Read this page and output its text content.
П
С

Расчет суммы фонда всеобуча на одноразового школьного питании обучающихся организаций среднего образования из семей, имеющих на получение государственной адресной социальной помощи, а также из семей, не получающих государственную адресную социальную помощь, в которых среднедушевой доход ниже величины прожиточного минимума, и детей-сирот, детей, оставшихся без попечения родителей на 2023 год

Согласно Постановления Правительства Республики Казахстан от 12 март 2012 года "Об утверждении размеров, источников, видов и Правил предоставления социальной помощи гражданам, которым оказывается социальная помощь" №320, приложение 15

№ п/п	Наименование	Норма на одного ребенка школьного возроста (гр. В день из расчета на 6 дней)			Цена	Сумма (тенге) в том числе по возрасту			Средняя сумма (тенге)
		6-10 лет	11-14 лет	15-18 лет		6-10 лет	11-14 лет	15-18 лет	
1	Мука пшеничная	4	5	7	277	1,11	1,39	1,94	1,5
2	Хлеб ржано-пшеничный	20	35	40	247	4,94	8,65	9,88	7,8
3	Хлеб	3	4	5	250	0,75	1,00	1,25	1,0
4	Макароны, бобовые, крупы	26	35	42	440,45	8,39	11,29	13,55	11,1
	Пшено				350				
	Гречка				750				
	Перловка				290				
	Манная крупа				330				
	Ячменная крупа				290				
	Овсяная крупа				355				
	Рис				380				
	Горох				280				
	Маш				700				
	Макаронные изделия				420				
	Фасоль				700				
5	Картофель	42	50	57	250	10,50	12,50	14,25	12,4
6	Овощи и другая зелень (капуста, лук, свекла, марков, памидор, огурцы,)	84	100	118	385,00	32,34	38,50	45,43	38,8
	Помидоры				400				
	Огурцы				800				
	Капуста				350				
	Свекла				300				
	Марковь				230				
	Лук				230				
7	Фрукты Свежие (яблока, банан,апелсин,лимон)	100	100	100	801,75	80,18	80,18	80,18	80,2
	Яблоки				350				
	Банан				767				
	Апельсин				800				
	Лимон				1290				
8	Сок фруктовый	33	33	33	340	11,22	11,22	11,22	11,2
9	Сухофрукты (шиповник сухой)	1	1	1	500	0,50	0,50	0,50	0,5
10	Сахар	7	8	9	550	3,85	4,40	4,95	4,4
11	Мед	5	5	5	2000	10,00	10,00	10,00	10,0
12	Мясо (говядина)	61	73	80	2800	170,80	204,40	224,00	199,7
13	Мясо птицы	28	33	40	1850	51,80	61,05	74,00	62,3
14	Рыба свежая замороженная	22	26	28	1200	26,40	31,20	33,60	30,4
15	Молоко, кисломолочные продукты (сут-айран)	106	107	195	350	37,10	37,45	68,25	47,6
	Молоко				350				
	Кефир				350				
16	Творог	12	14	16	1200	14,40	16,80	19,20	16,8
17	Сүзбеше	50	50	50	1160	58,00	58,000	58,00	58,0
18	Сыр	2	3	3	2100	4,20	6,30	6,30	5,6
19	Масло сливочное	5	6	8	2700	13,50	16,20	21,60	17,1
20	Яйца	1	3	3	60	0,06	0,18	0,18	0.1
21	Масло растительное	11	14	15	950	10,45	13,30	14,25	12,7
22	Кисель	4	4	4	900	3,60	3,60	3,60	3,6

## Exercise brief:
Look over the material above and show each line where "крупа" appears.

## Solution:
	Манная крупа				330				
	Ячменная крупа				290				
	Овсяная крупа				355				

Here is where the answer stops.